[Zope] Help in deciding approach to Web App
Sareesh Sudhakaran
aysand at hotmail.com
Mon Dec 5 11:37:46 UTC 2011
Hi NielsI agree with you, even though I have no experience.
But I'm restricted by hosting options for Zope at the moment, and will revert to Python once the project is deployed - and when I figure out whether mySQL is good enough or not. I hate having to type all those extra characters in php though.sareesh
> From: nd at syndicat.com
> To: aysand at hotmail.com; zope at zope.org
> Subject: Re: [Zope] Help in deciding approach to Web App
> Date: Mon, 5 Dec 2011 11:25:18 +0100
>
> Am Sonntag, 4. Dezember 2011, 16:15:13 schrieben Sie:
> > As you mentioned, if I have to use mySQL, isn't it better for me to go with
> > PHP+mySQL - easier to learn and deploy?
>
> ...just from my experience:
>
> PHP is - for different, but mainly technical/historical reasons - very widely
> spread within web applications, one major reason was/is i.e. the large
> (because "easy") availability on low cost hosting environments in the past -
> but the most advantages was/are on the side of the hosting providers....

(Entries supplied):

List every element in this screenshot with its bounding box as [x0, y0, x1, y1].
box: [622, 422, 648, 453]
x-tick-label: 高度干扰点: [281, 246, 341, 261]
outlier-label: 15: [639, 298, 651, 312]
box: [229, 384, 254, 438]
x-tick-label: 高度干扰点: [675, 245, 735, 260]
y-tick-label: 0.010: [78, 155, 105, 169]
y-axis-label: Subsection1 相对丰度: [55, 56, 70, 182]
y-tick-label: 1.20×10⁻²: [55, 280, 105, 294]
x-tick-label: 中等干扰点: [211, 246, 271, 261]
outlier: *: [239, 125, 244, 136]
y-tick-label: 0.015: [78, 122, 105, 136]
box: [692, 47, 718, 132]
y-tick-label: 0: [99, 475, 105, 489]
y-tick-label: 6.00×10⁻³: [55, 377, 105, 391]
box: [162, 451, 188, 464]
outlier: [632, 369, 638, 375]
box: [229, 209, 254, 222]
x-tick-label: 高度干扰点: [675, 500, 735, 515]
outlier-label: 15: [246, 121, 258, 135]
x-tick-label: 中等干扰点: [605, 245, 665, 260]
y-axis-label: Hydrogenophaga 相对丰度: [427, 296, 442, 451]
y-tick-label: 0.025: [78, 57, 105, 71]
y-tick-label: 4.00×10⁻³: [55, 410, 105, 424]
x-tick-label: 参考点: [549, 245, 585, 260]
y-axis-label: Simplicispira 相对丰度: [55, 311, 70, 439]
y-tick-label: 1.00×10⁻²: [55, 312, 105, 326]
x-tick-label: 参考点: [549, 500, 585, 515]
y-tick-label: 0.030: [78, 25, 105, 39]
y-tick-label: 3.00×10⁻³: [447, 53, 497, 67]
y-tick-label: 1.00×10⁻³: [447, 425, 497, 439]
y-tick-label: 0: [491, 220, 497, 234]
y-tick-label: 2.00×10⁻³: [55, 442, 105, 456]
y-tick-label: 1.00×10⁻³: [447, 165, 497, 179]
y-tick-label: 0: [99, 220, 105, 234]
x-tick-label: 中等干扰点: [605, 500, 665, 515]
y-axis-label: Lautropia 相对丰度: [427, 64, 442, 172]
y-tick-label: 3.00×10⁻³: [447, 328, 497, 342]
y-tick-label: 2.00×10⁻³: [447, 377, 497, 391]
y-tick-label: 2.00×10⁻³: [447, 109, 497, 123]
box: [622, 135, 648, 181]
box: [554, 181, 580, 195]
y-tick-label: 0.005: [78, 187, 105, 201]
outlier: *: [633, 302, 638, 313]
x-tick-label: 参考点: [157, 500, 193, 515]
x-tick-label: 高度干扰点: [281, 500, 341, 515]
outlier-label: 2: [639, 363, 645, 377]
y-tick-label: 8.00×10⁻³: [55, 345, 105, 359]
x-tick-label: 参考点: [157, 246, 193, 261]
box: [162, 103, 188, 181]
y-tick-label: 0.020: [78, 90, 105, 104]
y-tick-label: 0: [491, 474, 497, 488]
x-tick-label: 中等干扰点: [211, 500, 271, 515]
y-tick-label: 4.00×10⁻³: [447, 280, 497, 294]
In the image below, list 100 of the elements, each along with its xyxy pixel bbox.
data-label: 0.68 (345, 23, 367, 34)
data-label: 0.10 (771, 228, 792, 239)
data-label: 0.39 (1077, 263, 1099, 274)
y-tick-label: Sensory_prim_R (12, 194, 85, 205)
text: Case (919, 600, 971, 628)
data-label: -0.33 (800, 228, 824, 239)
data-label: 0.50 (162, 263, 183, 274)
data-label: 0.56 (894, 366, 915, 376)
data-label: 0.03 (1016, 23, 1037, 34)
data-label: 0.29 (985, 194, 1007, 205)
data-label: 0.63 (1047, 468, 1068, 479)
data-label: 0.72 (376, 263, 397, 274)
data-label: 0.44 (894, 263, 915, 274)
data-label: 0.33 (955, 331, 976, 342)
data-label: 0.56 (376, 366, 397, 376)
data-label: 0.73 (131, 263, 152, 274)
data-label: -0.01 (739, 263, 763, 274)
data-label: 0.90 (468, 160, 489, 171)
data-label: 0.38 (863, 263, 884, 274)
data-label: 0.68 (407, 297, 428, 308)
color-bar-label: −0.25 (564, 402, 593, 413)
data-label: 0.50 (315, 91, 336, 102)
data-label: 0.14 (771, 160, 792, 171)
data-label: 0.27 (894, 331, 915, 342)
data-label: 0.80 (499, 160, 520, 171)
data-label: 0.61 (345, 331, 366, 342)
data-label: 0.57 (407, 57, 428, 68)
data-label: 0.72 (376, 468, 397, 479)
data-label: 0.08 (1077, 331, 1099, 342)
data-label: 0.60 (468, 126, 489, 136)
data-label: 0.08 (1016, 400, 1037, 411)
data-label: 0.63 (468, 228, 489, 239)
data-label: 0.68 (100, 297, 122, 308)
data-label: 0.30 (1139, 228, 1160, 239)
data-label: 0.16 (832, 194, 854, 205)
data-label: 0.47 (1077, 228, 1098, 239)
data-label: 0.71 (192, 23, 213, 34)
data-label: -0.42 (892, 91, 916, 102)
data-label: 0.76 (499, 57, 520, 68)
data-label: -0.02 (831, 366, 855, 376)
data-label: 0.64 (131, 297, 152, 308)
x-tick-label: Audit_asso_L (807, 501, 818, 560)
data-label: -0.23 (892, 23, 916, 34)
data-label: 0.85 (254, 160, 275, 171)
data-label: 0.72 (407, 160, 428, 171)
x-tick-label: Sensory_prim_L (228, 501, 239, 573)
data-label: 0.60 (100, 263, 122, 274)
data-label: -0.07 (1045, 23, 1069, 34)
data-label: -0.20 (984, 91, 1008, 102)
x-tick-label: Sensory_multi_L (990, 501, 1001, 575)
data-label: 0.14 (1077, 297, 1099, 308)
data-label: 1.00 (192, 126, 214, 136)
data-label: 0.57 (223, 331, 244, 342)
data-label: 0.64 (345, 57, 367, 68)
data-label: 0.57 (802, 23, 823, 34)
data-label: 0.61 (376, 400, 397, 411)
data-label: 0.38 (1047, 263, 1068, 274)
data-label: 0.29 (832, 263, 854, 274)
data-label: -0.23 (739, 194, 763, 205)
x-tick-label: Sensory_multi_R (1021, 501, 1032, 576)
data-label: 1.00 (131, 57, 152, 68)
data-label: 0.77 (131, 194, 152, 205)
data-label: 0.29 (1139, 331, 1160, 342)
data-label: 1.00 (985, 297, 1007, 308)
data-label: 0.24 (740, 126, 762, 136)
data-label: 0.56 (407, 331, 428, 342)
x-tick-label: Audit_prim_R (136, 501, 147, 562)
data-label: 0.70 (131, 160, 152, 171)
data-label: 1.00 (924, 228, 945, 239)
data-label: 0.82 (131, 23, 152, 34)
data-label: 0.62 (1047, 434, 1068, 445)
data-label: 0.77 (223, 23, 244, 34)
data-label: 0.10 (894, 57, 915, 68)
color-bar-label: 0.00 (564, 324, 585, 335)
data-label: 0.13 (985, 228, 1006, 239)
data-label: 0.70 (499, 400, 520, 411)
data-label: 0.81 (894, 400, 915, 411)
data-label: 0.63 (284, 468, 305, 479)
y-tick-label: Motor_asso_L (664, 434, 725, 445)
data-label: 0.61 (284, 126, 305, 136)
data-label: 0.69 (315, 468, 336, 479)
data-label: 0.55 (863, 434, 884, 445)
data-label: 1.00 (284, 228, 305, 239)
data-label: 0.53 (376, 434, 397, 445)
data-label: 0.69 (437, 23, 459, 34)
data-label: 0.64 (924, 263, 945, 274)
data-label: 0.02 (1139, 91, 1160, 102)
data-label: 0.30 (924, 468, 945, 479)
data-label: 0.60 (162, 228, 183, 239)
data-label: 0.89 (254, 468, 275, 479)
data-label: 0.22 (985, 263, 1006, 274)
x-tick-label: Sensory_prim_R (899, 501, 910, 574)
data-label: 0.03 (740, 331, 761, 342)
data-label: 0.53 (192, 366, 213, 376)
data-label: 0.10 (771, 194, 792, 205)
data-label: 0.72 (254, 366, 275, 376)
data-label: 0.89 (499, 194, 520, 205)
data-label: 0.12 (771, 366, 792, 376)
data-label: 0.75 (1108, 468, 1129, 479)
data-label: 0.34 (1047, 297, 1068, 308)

...

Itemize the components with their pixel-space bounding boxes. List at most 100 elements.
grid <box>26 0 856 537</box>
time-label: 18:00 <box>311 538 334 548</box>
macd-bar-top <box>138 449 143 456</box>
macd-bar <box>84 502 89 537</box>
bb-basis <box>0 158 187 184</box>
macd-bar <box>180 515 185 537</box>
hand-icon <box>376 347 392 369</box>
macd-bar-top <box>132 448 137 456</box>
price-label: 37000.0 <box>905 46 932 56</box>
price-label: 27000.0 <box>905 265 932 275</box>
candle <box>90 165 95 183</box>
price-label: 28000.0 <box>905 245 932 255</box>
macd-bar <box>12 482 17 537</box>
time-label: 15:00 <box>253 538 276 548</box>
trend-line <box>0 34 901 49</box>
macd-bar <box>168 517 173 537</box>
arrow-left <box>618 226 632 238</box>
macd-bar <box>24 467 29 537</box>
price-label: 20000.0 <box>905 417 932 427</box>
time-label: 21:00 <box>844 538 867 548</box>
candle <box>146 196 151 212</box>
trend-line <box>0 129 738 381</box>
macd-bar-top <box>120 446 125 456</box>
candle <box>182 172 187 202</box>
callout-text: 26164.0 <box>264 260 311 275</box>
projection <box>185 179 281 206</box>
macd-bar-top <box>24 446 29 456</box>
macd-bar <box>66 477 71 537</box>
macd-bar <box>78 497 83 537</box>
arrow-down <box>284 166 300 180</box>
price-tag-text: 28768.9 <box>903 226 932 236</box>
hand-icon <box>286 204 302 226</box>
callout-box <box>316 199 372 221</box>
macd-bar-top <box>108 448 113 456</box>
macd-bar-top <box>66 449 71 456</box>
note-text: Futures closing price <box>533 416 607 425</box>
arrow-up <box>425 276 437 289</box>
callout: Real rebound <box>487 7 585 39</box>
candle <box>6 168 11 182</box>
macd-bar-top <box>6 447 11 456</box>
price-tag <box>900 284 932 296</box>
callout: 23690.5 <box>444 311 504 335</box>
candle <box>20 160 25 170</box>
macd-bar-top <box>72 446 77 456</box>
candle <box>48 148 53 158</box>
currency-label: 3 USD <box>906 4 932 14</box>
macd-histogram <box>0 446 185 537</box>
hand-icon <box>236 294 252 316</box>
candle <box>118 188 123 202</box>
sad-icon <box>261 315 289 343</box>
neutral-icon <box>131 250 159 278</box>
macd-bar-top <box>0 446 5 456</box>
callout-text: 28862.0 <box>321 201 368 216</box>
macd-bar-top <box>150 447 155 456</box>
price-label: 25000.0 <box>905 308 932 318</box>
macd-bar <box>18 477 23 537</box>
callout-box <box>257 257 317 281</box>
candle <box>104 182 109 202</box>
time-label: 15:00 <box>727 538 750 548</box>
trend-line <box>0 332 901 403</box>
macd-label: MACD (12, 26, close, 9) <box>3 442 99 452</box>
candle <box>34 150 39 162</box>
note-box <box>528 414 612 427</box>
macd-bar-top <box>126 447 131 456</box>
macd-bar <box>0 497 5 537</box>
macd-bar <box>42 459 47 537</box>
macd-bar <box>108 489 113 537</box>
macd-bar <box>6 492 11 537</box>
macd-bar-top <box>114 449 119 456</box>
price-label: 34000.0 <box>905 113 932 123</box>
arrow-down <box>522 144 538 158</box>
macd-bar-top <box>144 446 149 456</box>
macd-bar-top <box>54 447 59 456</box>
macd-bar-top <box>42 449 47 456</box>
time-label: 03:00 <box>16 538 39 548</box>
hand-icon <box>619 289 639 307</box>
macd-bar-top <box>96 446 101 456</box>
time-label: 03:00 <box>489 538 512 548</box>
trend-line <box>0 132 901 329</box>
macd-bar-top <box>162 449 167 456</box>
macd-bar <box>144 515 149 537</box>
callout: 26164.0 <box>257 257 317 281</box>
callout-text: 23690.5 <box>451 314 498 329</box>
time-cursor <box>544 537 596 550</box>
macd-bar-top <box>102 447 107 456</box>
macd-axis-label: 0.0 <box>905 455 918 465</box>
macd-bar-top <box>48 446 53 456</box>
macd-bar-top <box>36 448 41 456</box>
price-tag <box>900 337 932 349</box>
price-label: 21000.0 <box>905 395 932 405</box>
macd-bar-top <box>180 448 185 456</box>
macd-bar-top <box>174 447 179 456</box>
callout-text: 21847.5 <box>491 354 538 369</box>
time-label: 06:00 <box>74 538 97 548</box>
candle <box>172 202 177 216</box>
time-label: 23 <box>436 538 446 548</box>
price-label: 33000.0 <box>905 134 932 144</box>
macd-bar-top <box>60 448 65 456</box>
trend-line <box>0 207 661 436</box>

(What is asked):
Please continue the email about choosing between Zope and PHP for a web app, picking up right after its last line. The data stands apart from the Zope email and is separate material.

(Answer for the task):
>
> PHP might be easier to learn then other languages or frameworks, but
> maintaining large / complex applications / software projects within PHP could
> be a real mess.
>
> We develop nearly any web application with Zope / ZODB since >= 10 years but
> are a hosting company byself - so we was not bound to PHP as many other
> internet hosting users in the past. A colleagues company produces very high
> level expert systems on Perl and Catalyst - requiring high skilled Perl
> programmers.
>
> From my experience developing within Zope / ZODB (with Python, DTML and/or
> ZPT) allows very high quality products within very short timeframes and even
> further maintaining the project is relative ressource efficient - especially
> compared to PHP.
>
> Most web application data structures (i.e. a "simple" web page) fit's much
> better by a oo object strategy then a relational (RDBMS) one.
>
> The major typical ressource hole within typical PHP+SQL web applications or
> i.e. a CMS solution is the translation of typical data objects into tables and
> vice versa. Producing i.e. one "simple" CMS page within a PHP-SQL CMS easily
> could trigger hundreds of SQL requests into many different tables - a
> significant overhead which has to implemented by developers and handled by the
> machines.
>
> But this is my view onto the issue - just my two cents...
>
>
>
> cheers,
>
>
> Niels.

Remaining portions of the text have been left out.